## DIRECTIVE:
Every line of the records below should be restated exactly.

## DATA TO USE:
◆ ◆ ◆ ◆
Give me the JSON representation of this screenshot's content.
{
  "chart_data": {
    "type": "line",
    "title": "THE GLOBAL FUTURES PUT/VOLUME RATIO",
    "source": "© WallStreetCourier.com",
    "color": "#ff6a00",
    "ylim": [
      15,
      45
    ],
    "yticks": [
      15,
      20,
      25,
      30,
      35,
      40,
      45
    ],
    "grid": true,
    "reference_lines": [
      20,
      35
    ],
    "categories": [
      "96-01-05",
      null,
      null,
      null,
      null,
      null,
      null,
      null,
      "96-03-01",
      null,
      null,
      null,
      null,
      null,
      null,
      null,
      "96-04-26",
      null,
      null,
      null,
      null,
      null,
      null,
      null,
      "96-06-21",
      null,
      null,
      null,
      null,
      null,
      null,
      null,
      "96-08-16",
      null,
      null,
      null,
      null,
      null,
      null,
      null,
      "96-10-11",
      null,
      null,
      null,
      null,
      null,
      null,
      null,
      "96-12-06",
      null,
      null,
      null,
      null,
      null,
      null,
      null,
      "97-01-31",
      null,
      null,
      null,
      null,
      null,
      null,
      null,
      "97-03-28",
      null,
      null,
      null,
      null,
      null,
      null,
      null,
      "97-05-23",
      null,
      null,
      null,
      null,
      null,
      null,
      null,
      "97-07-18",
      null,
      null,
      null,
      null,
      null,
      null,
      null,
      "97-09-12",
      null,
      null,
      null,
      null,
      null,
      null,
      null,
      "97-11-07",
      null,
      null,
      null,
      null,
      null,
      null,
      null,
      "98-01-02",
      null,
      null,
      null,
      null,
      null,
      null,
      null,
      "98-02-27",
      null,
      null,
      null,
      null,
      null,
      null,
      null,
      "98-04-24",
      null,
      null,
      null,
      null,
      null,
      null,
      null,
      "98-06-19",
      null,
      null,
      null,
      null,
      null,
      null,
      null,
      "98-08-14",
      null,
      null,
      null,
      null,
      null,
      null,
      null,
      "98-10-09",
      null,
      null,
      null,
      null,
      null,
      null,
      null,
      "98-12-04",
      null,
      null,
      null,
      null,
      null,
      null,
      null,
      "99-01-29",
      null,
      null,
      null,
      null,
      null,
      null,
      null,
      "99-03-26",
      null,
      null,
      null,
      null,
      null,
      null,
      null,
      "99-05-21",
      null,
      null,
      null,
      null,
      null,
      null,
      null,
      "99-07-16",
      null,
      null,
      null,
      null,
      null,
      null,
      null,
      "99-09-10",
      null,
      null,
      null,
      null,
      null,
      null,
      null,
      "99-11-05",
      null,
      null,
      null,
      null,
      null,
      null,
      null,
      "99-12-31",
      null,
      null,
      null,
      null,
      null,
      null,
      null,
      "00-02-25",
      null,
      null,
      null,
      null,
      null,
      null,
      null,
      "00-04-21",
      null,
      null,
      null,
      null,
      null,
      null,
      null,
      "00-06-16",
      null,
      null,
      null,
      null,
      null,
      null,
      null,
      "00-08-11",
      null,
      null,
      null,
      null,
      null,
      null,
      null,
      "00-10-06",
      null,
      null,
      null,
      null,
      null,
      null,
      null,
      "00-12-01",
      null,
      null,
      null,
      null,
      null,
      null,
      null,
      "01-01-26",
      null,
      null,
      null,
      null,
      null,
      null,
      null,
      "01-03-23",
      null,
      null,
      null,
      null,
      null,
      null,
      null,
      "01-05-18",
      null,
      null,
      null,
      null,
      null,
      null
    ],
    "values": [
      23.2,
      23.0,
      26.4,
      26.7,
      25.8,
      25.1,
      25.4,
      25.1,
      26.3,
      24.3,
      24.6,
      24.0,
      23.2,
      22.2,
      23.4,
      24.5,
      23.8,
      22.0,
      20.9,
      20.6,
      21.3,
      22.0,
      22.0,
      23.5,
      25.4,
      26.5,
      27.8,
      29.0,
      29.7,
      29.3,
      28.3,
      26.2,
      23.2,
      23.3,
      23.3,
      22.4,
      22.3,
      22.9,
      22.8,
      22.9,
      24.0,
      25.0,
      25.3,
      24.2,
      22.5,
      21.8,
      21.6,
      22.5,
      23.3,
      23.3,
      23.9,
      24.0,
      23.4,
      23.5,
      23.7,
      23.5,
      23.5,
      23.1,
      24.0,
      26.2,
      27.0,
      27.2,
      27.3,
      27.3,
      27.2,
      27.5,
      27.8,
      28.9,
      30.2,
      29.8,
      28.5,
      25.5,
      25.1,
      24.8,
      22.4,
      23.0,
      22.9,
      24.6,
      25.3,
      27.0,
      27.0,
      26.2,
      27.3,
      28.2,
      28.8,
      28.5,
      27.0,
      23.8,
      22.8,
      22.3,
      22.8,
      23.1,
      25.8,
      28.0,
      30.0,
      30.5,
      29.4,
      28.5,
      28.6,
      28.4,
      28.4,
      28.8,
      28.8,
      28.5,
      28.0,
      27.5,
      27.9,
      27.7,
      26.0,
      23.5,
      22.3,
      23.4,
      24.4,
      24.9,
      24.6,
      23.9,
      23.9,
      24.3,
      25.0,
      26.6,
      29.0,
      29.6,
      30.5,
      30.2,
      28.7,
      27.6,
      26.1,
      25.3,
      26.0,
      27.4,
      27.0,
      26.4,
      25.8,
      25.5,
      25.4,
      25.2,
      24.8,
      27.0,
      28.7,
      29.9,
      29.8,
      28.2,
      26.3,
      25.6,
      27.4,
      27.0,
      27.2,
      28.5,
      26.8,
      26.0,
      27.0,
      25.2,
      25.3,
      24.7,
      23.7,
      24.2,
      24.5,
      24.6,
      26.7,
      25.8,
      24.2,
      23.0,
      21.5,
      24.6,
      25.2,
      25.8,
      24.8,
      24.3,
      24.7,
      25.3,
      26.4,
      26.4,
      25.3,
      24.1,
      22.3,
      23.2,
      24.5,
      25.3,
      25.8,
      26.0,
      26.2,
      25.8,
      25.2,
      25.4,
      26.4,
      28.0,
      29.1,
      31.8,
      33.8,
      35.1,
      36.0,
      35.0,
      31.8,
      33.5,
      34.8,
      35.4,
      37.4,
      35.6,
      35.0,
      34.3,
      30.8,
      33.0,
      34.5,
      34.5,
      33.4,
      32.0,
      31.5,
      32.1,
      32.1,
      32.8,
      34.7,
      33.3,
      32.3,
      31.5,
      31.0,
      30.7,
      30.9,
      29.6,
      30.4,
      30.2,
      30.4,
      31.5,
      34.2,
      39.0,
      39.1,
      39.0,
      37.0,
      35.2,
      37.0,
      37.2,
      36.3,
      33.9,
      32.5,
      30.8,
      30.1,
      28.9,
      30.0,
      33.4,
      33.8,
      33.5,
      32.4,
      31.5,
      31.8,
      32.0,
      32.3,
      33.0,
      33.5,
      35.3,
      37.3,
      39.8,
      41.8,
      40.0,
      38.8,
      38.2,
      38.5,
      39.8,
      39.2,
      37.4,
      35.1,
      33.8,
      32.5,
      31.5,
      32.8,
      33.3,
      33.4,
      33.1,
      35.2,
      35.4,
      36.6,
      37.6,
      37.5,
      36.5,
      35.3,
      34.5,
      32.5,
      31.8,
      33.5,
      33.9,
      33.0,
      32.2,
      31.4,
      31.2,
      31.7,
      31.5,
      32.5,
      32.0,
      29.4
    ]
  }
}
◆ ◆ ◆ ◆
## RESULT FOR THIS TASK:
Give me the JSON representation of this screenshot's content.
{
  "chart_data": {
    "type": "line",
    "title": "THE GLOBAL FUTURES PUT/VOLUME RATIO",
    "source": "© WallStreetCourier.com",
    "color": "#ff6a00",
    "ylim": [
      15,
      45
    ],
    "yticks": [
      15,
      20,
      25,
      30,
      35,
      40,
      45
    ],
    "grid": true,
    "reference_lines": [
      20,
      35
    ],
    "categories": [
      "96-01-05",
      null,
      null,
      null,
      null,
      null,
      null,
      null,
      "96-03-01",
      null,
      null,
      null,
      null,
      null,
      null,
      null,
      "96-04-26",
      null,
      null,
      null,
      null,
      null,
      null,
      null,
      "96-06-21",
      null,
      null,
      null,
      null,
      null,
      null,
      null,
      "96-08-16",
      null,
      null,
      null,
      null,
      null,
      null,
      null,
      "96-10-11",
      null,
      null,
      null,
      null,
      null,
      null,
      null,
      "96-12-06",
      null,
      null,
      null,
      null,
      null,
      null,
      null,
      "97-01-31",
      null,
      null,
      null,
      null,
      null,
      null,
      null,
      "97-03-28",
      null,
      null,
      null,
      null,
      null,
      null,
      null,
      "97-05-23",
      null,
      null,
      null,
      null,
      null,
      null,
      null,
      "97-07-18",
      null,
      null,
      null,
      null,
      null,
      null,
      null,
      "97-09-12",
      null,
      null,
      null,
      null,
      null,
      null,
      null,
      "97-11-07",
      null,
      null,
      null,
      null,
      null,
      null,
      null,
      "98-01-02",
      null,
      null,
      null,
      null,
      null,
      null,
      null,
      "98-02-27",
      null,
      null,
      null,
      null,
      null,
      null,
      null,
      "98-04-24",
      null,
      null,
      null,
      null,
      null,
      null,
      null,
      "98-06-19",
      null,
      null,
      null,
      null,
      null,
      null,
      null,
      "98-08-14",
      null,
      null,
      null,
      null,
      null,
      null,
      null,
      "98-10-09",
      null,
      null,
      null,
      null,
      null,
      null,
      null,
      "98-12-04",
      null,
      null,
      null,
      null,
      null,
      null,
      null,
      "99-01-29",
      null,
      null,
      null,
      null,
      null,
      null,
      null,
      "99-03-26",
      null,
      null,
      null,
      null,
      null,
      null,
      null,
      "99-05-21",
      null,
      null,
      null,
      null,
      null,
      null,
      null,
      "99-07-16",
      null,
      null,
      null,
      null,
      null,
      null,
      null,
      "99-09-10",
      null,
      null,
      null,
      null,
      null,
      null,
      null,
      "99-11-05",
      null,
      null,
      null,
      null,
      null,
      null,
      null,
      "99-12-31",
      null,
      null,
      null,
      null,
      null,
      null,
      null,
      "00-02-25",
      null,
      null,
      null,
      null,
      null,
      null,
      null,
      "00-04-21",
      null,
      null,
      null,
      null,
      null,
      null,
      null,
      "00-06-16",
      null,
      null,
      null,
      null,
      null,
      null,
      null,
      "00-08-11",
      null,
      null,
      null,
      null,
      null,
      null,
      null,
      "00-10-06",
      null,
      null,
      null,
      null,
      null,
      null,
      null,
      "00-12-01",
      null,
      null,
      null,
      null,
      null,
      null,
      null,
      "01-01-26",
      null,
      null,
      null,
      null,
      null,
      null,
      null,
      "01-03-23",
      null,
      null,
      null,
      null,
      null,
      null,
      null,
      "01-05-18",
      null,
      null,
      null,
      null,
      null,
      null
    ],
    "values": [
      23.2,
      23.0,
      26.4,
      26.7,
      25.8,
      25.1,
      25.4,
      25.1,
      26.3,
      24.3,
      24.6,
      24.0,
      23.2,
      22.2,
      23.4,
      24.5,
      23.8,
      22.0,
      20.9,
      20.6,
      21.3,
      22.0,
      22.0,
      23.5,
      25.4,
      26.5,
      27.8,
      29.0,
      29.7,
      29.3,
      28.3,
      26.2,
      23.2,
      23.3,
      23.3,
      22.4,
      22.3,
      22.9,
      22.8,
      22.9,
      24.0,
      25.0,
      25.3,
      24.2,
      22.5,
      21.8,
      21.6,
      22.5,
      23.3,
      23.3,
      23.9,
      24.0,
      23.4,
      23.5,
      23.7,
      23.5,
      23.5,
      23.1,
      24.0,
      26.2,
      27.0,
      27.2,
      27.3,
      27.3,
      27.2,
      27.5,
      27.8,
      28.9,
      30.2,
      29.8,
      28.5,
      25.5,
      25.1,
      24.8,
      22.4,
      23.0,
      22.9,
      24.6,
      25.3,
      27.0,
      27.0,
      26.2,
      27.3,
      28.2,
      28.8,
      28.5,
      27.0,
      23.8,
      22.8,
      22.3,
      22.8,
      23.1,
      25.8,
      28.0,
      30.0,
      30.5,
      29.4,
      28.5,
      28.6,
      28.4,
      28.4,
      28.8,
      28.8,
      28.5,
      28.0,
      27.5,
      27.9,
      27.7,
      26.0,
      23.5,
      22.3,
      23.4,
      24.4,
      24.9,
      24.6,
      23.9,
      23.9,
      24.3,
      25.0,
      26.6,
      29.0,
      29.6,
      30.5,
      30.2,
      28.7,
      27.6,
      26.1,
      25.3,
      26.0,
      27.4,
      27.0,
      26.4,
      25.8,
      25.5,
      25.4,
      25.2,
      24.8,
      27.0,
      28.7,
      29.9,
      29.8,
      28.2,
      26.3,
      25.6,
      27.4,
      27.0,
      27.2,
      28.5,
      26.8,
      26.0,
      27.0,
      25.2,
      25.3,
      24.7,
      23.7,
      24.2,
      24.5,
      24.6,
      26.7,
      25.8,
      24.2,
      23.0,
      21.5,
      24.6,
      25.2,
      25.8,
      24.8,
      24.3,
      24.7,
      25.3,
      26.4,
      26.4,
      25.3,
      24.1,
      22.3,
      23.2,
      24.5,
      25.3,
      25.8,
      26.0,
      26.2,
      25.8,
      25.2,
      25.4,
      26.4,
      28.0,
      29.1,
      31.8,
      33.8,
      35.1,
      36.0,
      35.0,
      31.8,
      33.5,
      34.8,
      35.4,
      37.4,
      35.6,
      35.0,
      34.3,
      30.8,
      33.0,
      34.5,
      34.5,
      33.4,
      32.0,
      31.5,
      32.1,
      32.1,
      32.8,
      34.7,
      33.3,
      32.3,
      31.5,
      31.0,
      30.7,
      30.9,
      29.6,
      30.4,
      30.2,
      30.4,
      31.5,
      34.2,
      39.0,
      39.1,
      39.0,
      37.0,
      35.2,
      37.0,
      37.2,
      36.3,
      33.9,
      32.5,
      30.8,
      30.1,
      28.9,
      30.0,
      33.4,
      33.8,
      33.5,
      32.4,
      31.5,
      31.8,
      32.0,
      32.3,
      33.0,
      33.5,
      35.3,
      37.3,
      39.8,
      41.8,
      40.0,
      38.8,
      38.2,
      38.5,
      39.8,
      39.2,
      37.4,
      35.1,
      33.8,
      32.5,
      31.5,
      32.8,
      33.3,
      33.4,
      33.1,
      35.2,
      35.4,
      36.6,
      37.6,
      37.5,
      36.5,
      35.3,
      34.5,
      32.5,
      31.8,
      33.5,
      33.9,
      33.0,
      32.2,
      31.4,
      31.2,
      31.7,
      31.5,
      32.5,
      32.0,
      29.4
    ]
  }
}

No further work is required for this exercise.